>>>

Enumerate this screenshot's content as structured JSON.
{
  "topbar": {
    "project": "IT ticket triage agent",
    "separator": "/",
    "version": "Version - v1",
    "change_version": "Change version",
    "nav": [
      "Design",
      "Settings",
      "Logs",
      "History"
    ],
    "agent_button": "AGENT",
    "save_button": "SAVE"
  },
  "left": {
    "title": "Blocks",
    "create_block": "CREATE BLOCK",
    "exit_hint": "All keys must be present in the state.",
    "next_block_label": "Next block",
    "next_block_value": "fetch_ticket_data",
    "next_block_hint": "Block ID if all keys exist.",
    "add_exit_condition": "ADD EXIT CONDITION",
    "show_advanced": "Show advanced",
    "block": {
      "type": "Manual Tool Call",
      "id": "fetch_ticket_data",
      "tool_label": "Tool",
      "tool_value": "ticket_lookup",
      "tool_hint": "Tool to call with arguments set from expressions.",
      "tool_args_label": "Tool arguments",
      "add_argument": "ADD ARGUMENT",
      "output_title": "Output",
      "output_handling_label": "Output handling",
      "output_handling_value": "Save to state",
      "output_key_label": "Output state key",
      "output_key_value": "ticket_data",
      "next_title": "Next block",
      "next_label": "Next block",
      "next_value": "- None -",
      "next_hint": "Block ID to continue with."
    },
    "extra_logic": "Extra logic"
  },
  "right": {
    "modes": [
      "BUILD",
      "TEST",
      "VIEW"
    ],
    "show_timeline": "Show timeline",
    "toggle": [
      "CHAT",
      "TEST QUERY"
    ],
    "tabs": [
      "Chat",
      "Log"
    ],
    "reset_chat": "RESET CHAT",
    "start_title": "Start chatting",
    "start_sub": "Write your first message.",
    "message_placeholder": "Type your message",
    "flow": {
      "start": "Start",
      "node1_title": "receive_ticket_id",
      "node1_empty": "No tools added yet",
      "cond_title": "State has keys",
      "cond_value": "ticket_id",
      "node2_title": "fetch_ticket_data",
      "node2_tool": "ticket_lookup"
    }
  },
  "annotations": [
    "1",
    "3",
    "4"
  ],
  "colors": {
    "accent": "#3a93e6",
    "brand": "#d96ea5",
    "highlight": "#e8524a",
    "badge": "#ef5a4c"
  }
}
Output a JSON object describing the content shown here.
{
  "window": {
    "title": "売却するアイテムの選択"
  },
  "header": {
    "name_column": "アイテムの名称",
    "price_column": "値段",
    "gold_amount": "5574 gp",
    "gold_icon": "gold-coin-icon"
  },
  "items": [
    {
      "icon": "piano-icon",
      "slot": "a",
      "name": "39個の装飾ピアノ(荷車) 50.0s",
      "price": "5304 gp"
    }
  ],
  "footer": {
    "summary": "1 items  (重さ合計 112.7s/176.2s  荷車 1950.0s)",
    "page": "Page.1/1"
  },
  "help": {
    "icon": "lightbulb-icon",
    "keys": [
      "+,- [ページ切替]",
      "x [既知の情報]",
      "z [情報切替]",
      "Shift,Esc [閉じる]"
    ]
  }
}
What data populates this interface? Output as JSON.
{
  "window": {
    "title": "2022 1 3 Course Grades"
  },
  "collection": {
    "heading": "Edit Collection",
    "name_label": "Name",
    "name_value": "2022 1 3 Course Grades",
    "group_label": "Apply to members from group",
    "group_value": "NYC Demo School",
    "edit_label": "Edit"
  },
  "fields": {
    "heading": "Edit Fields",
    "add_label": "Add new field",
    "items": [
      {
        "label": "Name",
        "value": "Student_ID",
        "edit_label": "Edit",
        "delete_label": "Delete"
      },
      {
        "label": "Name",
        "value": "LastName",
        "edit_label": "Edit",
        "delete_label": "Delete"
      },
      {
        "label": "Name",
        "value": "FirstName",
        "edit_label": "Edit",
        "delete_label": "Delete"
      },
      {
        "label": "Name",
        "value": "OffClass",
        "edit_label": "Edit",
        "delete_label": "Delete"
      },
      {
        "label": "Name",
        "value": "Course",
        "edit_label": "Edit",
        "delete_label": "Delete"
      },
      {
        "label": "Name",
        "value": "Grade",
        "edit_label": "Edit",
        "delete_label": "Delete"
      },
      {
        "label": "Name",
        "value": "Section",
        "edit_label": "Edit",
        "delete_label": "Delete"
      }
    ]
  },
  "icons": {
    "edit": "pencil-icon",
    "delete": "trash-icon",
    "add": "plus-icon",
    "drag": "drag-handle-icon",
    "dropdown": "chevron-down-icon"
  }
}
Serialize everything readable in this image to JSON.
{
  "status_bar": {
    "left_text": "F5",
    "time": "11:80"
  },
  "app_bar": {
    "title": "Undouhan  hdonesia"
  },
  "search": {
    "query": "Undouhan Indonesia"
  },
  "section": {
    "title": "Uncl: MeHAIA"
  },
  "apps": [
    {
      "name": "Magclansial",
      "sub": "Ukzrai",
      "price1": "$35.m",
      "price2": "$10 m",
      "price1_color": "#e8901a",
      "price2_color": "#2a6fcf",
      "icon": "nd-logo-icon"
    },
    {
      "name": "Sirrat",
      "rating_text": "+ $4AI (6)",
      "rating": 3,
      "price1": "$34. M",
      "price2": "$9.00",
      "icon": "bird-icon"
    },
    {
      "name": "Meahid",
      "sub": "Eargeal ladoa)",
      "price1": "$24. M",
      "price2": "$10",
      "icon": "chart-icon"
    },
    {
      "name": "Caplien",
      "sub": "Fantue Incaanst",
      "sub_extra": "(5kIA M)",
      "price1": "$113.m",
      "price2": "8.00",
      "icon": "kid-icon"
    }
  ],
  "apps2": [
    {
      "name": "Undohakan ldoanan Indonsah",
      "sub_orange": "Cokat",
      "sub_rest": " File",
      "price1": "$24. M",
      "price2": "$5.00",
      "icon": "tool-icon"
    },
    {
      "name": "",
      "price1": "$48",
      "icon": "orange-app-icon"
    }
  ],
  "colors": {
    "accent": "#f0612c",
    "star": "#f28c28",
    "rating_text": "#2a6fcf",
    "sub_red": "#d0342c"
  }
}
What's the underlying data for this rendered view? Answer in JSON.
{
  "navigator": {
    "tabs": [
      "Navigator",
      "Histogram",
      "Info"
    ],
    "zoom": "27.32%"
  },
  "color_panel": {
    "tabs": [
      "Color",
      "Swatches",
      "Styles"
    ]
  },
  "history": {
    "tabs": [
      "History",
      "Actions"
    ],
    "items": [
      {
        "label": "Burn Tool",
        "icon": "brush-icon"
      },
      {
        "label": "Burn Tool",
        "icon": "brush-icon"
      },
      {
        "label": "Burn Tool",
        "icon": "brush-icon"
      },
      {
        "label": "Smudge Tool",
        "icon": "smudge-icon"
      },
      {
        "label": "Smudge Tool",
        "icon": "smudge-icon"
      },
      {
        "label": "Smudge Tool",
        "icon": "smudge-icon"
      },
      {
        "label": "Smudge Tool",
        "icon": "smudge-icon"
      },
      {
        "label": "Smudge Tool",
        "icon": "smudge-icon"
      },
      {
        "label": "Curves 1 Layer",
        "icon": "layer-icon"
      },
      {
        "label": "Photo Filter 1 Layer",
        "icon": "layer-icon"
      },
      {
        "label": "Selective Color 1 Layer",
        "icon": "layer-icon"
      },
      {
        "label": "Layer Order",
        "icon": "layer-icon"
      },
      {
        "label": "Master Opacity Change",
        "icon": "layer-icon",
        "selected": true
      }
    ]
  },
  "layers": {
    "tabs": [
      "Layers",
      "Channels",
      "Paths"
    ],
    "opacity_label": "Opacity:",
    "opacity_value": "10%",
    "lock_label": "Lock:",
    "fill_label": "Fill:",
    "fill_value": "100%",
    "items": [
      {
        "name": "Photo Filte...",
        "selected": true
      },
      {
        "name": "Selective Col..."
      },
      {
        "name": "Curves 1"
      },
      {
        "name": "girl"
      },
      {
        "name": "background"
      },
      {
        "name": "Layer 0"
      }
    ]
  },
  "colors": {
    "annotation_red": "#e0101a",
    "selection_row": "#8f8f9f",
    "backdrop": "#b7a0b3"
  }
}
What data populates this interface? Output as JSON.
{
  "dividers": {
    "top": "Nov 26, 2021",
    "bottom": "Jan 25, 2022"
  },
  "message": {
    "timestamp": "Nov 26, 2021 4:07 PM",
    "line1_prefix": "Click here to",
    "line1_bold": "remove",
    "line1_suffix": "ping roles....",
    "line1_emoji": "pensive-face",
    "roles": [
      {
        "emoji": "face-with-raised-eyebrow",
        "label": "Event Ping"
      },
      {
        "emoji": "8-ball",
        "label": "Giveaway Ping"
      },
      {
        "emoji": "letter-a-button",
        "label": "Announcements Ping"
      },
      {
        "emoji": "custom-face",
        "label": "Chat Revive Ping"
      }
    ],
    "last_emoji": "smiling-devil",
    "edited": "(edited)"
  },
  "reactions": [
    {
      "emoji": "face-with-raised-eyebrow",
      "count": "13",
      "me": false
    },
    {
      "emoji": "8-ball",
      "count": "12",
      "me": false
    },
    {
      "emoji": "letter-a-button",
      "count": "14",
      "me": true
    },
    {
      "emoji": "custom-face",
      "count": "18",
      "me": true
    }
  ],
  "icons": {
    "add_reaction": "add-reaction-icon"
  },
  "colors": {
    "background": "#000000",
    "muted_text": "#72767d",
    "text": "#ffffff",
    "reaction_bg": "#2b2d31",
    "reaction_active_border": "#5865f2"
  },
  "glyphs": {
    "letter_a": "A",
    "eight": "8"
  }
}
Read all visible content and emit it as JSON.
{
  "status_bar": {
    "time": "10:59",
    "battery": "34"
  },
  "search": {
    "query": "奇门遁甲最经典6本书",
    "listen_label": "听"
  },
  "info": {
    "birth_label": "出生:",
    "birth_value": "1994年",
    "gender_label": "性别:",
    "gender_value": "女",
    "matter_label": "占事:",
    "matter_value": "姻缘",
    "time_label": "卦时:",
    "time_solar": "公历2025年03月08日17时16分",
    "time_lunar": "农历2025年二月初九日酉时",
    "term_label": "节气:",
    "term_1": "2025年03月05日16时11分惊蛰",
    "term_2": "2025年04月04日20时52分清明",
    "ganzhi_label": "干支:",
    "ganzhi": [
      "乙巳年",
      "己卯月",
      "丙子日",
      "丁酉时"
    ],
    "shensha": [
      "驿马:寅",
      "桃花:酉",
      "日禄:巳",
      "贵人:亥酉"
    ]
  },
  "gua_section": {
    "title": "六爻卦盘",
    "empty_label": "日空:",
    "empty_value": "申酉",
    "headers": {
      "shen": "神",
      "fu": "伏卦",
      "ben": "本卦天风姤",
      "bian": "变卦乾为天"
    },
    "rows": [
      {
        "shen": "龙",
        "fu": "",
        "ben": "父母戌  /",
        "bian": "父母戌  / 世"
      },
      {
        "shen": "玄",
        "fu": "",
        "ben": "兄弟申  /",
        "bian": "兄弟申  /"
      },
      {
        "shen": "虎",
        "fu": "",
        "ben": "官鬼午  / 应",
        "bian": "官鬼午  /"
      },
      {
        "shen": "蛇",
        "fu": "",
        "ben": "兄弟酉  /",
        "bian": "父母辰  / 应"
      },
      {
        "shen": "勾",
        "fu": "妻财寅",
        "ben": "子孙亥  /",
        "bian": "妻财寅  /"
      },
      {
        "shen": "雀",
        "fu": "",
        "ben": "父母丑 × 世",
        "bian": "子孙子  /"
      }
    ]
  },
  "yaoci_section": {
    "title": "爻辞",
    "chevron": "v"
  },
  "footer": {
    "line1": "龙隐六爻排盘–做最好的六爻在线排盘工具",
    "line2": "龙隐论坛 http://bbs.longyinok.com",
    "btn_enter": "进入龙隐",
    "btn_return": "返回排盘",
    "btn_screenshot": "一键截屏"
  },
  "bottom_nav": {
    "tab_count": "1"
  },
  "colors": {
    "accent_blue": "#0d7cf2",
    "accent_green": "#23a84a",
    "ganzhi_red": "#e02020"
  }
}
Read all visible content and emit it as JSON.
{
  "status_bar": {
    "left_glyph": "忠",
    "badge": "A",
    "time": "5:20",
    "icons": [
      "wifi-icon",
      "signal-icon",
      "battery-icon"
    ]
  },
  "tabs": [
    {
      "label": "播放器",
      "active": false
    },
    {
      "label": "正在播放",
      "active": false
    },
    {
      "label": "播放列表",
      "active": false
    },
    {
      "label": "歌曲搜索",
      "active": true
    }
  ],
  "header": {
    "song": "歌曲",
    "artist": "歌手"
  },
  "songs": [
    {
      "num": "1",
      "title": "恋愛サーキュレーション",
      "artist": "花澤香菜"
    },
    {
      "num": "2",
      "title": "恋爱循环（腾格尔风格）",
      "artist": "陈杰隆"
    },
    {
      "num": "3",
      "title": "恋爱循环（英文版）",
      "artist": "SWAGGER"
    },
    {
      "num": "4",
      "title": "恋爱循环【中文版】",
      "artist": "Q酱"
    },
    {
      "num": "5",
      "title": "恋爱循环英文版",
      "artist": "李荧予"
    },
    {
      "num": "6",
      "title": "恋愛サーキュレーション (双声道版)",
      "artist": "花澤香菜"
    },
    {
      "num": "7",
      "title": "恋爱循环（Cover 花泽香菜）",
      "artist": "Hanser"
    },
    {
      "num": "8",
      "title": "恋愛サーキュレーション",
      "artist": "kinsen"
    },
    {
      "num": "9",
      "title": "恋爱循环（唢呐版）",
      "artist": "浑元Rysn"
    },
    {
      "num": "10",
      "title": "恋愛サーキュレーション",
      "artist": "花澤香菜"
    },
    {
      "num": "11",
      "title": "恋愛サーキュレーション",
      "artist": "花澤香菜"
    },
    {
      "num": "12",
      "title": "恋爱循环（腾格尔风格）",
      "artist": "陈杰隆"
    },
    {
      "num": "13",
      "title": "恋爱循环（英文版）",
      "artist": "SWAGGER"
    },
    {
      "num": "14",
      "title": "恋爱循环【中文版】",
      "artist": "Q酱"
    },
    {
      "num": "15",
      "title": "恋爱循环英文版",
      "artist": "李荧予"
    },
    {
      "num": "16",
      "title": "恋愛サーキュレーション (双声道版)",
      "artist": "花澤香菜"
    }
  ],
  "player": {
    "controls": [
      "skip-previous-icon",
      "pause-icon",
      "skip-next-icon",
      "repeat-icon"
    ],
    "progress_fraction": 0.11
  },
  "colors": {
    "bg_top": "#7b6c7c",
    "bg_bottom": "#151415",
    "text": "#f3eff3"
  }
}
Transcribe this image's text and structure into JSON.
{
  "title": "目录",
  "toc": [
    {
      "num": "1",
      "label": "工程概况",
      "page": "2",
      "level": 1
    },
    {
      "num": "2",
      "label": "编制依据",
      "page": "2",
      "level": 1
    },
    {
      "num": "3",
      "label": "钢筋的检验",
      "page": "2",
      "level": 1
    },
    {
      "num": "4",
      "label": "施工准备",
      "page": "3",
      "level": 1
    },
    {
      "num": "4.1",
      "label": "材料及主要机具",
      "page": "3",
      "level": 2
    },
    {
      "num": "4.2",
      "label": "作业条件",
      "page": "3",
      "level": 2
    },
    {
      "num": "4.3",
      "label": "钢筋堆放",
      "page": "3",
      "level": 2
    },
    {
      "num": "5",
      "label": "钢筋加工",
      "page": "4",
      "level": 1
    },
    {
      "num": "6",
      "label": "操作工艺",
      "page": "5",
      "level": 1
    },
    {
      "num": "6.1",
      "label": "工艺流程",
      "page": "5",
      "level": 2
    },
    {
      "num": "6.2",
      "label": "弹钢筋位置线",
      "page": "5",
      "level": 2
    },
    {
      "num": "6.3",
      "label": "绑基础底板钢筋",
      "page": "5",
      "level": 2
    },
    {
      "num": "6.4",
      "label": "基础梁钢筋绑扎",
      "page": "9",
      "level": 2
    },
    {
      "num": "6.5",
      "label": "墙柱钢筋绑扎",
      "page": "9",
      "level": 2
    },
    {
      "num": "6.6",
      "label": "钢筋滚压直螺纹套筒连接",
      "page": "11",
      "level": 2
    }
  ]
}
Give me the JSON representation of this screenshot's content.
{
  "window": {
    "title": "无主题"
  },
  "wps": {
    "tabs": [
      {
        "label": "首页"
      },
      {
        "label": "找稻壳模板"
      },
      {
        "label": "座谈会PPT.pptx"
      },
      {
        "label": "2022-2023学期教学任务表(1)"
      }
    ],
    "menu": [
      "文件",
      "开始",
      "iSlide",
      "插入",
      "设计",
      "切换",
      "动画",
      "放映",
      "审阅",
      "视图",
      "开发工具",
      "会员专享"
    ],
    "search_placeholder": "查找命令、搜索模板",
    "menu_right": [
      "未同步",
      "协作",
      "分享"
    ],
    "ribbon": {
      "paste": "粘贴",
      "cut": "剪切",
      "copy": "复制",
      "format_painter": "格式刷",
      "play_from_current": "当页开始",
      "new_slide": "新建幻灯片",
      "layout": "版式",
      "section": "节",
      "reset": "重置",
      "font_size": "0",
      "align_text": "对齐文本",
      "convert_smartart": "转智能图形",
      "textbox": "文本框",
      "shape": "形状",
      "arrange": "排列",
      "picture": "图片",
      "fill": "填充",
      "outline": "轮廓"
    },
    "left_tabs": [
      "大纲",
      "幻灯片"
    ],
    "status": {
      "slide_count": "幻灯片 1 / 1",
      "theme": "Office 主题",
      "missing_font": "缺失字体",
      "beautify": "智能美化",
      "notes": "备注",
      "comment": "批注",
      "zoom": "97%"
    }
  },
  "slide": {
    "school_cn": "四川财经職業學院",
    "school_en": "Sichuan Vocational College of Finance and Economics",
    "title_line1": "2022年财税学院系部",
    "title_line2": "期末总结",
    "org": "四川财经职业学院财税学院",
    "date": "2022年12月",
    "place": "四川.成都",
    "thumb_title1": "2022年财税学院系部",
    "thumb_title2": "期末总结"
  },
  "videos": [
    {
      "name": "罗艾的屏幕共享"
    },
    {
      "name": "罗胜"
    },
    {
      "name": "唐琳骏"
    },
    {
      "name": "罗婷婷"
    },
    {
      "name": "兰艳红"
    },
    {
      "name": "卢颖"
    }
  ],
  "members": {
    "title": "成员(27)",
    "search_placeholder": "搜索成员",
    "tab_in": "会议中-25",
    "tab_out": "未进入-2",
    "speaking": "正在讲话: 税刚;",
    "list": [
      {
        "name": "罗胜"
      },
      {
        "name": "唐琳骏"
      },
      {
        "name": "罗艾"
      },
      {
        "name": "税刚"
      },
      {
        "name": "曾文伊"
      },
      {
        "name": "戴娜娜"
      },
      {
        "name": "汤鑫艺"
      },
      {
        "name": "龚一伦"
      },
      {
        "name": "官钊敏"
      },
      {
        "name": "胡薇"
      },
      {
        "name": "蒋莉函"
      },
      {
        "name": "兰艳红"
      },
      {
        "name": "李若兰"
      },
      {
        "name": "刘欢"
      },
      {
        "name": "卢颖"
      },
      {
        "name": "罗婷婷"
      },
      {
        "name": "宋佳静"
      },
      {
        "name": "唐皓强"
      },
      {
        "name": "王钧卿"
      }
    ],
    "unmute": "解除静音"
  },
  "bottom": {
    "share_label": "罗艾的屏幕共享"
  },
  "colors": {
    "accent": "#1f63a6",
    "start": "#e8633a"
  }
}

<<<

* _REQUIRED WORK_: Reply with the number of lines in the preceding entries that contain "image", and no other words.

* _SOLVED EXERCISE_: 2